'''
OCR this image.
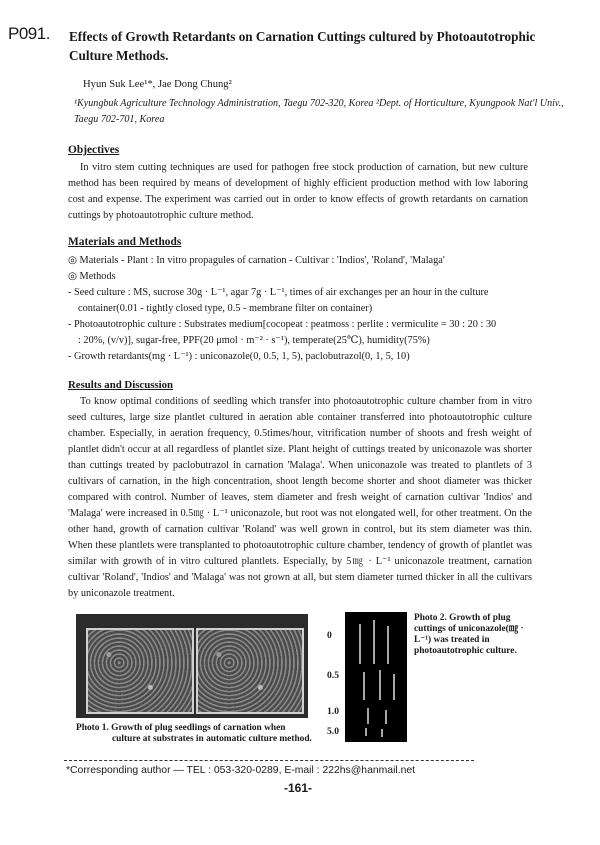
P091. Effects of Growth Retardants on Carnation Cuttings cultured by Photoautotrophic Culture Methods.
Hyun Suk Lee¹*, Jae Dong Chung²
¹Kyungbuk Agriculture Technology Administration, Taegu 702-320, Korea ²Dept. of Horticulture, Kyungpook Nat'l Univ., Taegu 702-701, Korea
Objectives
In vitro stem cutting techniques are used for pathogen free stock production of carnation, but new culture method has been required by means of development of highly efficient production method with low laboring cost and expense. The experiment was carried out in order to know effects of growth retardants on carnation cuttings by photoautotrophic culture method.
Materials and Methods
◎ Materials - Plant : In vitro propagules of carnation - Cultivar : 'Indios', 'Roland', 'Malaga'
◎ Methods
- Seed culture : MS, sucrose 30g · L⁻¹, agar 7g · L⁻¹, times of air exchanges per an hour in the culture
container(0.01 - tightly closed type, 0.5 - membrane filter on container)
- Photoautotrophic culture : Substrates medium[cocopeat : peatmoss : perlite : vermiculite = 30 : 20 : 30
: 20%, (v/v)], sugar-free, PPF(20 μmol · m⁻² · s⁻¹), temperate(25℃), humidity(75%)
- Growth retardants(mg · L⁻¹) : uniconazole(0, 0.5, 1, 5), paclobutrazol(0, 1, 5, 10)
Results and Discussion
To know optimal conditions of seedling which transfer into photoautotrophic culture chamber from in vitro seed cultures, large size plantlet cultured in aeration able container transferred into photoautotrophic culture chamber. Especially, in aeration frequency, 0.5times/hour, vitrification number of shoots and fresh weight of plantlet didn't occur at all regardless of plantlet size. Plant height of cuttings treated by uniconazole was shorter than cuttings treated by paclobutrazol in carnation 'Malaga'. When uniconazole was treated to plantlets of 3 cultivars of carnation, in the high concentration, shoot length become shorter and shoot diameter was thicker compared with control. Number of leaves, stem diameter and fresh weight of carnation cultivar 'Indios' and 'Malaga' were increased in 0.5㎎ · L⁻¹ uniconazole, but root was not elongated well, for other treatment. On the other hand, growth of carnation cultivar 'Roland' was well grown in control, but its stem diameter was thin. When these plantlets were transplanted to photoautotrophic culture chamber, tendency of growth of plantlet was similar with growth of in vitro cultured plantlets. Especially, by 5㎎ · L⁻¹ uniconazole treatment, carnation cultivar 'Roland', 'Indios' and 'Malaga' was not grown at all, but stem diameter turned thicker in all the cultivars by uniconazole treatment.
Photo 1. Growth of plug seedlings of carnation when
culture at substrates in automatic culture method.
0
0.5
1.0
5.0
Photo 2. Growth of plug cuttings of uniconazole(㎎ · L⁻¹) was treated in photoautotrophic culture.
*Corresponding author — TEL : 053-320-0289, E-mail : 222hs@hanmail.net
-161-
'''
_WHAT TO DO_:
Write out every line from the data above that includes "free".

_EXERCISE RESULT_:
In vitro stem cutting techniques are used for pathogen free stock production of carnation, but new culture method has been required by means of development of highly efficient production method with low laboring cost and expense. The experiment was carried out in order to know effects of growth retardants on carnation cuttings by photoautotrophic culture method.
: 20%, (v/v)], sugar-free, PPF(20 μmol · m⁻² · s⁻¹), temperate(25℃), humidity(75%)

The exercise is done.